* [Dataset entries]
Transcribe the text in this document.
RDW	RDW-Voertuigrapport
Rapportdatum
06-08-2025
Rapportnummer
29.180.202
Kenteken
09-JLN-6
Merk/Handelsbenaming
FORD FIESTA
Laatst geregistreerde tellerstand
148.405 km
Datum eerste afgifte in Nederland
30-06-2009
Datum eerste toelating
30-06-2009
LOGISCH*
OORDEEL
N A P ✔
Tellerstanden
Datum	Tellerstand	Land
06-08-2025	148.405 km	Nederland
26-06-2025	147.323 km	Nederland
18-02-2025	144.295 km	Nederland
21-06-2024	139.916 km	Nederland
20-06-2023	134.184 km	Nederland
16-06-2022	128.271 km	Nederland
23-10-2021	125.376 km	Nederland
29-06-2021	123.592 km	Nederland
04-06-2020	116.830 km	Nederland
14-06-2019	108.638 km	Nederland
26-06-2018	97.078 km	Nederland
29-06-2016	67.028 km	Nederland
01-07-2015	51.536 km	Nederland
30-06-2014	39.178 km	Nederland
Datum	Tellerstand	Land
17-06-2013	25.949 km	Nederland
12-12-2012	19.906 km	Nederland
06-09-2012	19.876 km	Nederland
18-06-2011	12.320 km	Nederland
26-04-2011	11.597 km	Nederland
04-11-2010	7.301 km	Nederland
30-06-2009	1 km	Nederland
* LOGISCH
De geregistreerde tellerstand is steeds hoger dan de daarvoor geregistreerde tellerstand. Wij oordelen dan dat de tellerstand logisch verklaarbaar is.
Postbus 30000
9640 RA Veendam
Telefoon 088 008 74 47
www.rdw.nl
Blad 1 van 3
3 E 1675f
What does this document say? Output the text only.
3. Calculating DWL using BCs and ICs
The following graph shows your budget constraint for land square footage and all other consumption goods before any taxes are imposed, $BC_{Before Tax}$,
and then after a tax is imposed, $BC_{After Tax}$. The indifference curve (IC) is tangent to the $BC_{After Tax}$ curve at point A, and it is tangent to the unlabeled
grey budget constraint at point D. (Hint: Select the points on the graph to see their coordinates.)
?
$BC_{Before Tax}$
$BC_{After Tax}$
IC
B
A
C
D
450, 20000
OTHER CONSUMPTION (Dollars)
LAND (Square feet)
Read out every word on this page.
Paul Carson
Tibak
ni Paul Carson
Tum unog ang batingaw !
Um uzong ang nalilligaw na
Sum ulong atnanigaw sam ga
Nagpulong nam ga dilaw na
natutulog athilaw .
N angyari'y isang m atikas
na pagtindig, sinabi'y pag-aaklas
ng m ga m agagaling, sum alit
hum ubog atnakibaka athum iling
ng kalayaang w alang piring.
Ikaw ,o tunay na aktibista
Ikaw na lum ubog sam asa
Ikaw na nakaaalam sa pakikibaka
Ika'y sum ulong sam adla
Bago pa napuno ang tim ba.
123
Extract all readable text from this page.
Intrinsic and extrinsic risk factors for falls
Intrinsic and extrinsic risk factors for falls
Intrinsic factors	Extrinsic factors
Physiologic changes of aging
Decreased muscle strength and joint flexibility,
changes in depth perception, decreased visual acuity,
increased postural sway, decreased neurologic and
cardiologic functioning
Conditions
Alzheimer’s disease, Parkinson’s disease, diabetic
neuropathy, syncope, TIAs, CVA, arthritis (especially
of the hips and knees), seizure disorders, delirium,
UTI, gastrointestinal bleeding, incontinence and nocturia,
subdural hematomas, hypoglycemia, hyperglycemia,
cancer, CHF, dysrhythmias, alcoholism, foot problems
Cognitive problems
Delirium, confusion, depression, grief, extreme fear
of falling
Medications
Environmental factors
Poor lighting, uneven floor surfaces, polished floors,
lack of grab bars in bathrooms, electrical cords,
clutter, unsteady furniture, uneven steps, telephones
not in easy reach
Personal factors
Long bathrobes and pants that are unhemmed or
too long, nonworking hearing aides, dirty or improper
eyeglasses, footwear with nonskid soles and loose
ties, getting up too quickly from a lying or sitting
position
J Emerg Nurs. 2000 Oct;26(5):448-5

* [Challenge]
Extract the complete listing above, reproducing each line exactly.

* [Reply to the task]
Transcribe the text in this document.
RDW	RDW-Voertuigrapport
Rapportdatum
06-08-2025
Rapportnummer
29.180.202
Kenteken
09-JLN-6
Merk/Handelsbenaming
FORD FIESTA
Laatst geregistreerde tellerstand
148.405 km
Datum eerste afgifte in Nederland
30-06-2009
Datum eerste toelating
30-06-2009
LOGISCH*
OORDEEL
N A P ✔
Tellerstanden
Datum	Tellerstand	Land
06-08-2025	148.405 km	Nederland
26-06-2025	147.323 km	Nederland
18-02-2025	144.295 km	Nederland
21-06-2024	139.916 km	Nederland
20-06-2023	134.184 km	Nederland
16-06-2022	128.271 km	Nederland
23-10-2021	125.376 km	Nederland
29-06-2021	123.592 km	Nederland
04-06-2020	116.830 km	Nederland
14-06-2019	108.638 km	Nederland
26-06-2018	97.078 km	Nederland
29-06-2016	67.028 km	Nederland
01-07-2015	51.536 km	Nederland
30-06-2014	39.178 km	Nederland
Datum	Tellerstand	Land
17-06-2013	25.949 km	Nederland
12-12-2012	19.906 km	Nederland
06-09-2012	19.876 km	Nederland
18-06-2011	12.320 km	Nederland
26-04-2011	11.597 km	Nederland
04-11-2010	7.301 km	Nederland
30-06-2009	1 km	Nederland
* LOGISCH
De geregistreerde tellerstand is steeds hoger dan de daarvoor geregistreerde tellerstand. Wij oordelen dan dat de tellerstand logisch verklaarbaar is.
Postbus 30000
9640 RA Veendam
Telefoon 088 008 74 47
www.rdw.nl
Blad 1 van 3
3 E 1675f
What does this document say? Output the text only.
3. Calculating DWL using BCs and ICs
The following graph shows your budget constraint for land square footage and all other consumption goods before any taxes are imposed, $BC_{Before Tax}$,
and then after a tax is imposed, $BC_{After Tax}$. The indifference curve (IC) is tangent to the $BC_{After Tax}$ curve at point A, and it is tangent to the unlabeled
grey budget constraint at point D. (Hint: Select the points on the graph to see their coordinates.)
?
$BC_{Before Tax}$
$BC_{After Tax}$
IC
B
A
C
D
450, 20000
OTHER CONSUMPTION (Dollars)
LAND (Square feet)
Read out every word on this page.
Paul Carson
Tibak
ni Paul Carson
Tum unog ang batingaw !
Um uzong ang nalilligaw na
Sum ulong atnanigaw sam ga
Nagpulong nam ga dilaw na
natutulog athilaw .
N angyari'y isang m atikas
na pagtindig, sinabi'y pag-aaklas
ng m ga m agagaling, sum alit
hum ubog atnakibaka athum iling
ng kalayaang w alang piring.
Ikaw ,o tunay na aktibista
Ikaw na lum ubog sam asa
Ikaw na nakaaalam sa pakikibaka
Ika'y sum ulong sam adla
Bago pa napuno ang tim ba.
123
Extract all readable text from this page.
Intrinsic and extrinsic risk factors for falls
Intrinsic and extrinsic risk factors for falls
Intrinsic factors	Extrinsic factors
Physiologic changes of aging
Decreased muscle strength and joint flexibility,
changes in depth perception, decreased visual acuity,
increased postural sway, decreased neurologic and
cardiologic functioning
Conditions
Alzheimer’s disease, Parkinson’s disease, diabetic
neuropathy, syncope, TIAs, CVA, arthritis (especially
of the hips and knees), seizure disorders, delirium,
UTI, gastrointestinal bleeding, incontinence and nocturia,
subdural hematomas, hypoglycemia, hyperglycemia,
cancer, CHF, dysrhythmias, alcoholism, foot problems
Cognitive problems
Delirium, confusion, depression, grief, extreme fear
of falling
Medications
Environmental factors
Poor lighting, uneven floor surfaces, polished floors,
lack of grab bars in bathrooms, electrical cords,
clutter, unsteady furniture, uneven steps, telephones
not in easy reach
Personal factors
Long bathrobes and pants that are unhemmed or
too long, nonworking hearing aides, dirty or improper
eyeglasses, footwear with nonskid soles and loose
ties, getting up too quickly from a lying or sitting
position
J Emerg Nurs. 2000 Oct;26(5):448-5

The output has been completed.